### EXERCISE REQUIREMENTS
Repeat, exactly and alone, every line from the line that contains "Read out every word on this page." to the end of the entries.

* BEGIN RECORDS PROVIDED *

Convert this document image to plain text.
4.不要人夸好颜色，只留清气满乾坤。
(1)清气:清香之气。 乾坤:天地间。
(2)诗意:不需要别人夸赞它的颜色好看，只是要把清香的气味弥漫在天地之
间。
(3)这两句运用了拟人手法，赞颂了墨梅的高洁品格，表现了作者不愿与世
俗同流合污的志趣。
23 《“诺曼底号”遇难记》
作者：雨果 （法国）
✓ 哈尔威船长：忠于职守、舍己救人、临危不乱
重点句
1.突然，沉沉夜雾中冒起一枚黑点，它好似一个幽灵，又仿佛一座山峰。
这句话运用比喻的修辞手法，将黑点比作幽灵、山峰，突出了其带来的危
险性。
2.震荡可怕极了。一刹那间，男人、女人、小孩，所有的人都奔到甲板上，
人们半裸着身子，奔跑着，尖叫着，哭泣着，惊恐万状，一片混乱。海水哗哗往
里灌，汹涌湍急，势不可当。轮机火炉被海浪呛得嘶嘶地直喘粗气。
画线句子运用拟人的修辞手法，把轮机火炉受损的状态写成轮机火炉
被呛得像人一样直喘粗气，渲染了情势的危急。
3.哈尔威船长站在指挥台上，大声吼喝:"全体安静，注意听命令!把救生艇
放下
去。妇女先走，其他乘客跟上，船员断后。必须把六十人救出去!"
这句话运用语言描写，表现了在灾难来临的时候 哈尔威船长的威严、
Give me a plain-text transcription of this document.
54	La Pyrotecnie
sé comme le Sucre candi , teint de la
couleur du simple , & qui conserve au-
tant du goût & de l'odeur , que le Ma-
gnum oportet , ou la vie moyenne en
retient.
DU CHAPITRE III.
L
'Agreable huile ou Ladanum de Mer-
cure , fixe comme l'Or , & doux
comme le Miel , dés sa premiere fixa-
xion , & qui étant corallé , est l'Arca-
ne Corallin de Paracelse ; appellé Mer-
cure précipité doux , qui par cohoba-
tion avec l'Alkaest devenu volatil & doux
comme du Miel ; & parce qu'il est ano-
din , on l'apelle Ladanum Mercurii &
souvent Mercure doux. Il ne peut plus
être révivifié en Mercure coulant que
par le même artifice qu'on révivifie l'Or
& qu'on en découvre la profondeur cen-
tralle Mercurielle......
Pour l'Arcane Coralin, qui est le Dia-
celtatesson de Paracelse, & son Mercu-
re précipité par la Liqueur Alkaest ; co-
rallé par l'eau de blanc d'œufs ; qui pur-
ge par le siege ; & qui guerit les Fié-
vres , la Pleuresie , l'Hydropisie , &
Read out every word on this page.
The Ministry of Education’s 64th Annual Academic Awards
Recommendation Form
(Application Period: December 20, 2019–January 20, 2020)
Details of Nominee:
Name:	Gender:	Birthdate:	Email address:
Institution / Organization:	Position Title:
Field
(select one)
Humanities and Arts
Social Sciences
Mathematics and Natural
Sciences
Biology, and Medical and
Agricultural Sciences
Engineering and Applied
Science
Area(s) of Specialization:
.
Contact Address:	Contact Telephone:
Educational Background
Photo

* END RECORDS PROVIDED *

### WRITTEN ANSWER
Read out every word on this page.
The Ministry of Education’s 64th Annual Academic Awards
Recommendation Form
(Application Period: December 20, 2019–January 20, 2020)
Details of Nominee:
Name:	Gender:	Birthdate:	Email address:
Institution / Organization:	Position Title:
Field
(select one)
Humanities and Arts
Social Sciences
Mathematics and Natural
Sciences
Biology, and Medical and
Agricultural Sciences
Engineering and Applied
Science
Area(s) of Specialization:
.
Contact Address:	Contact Telephone:
Educational Background
Photo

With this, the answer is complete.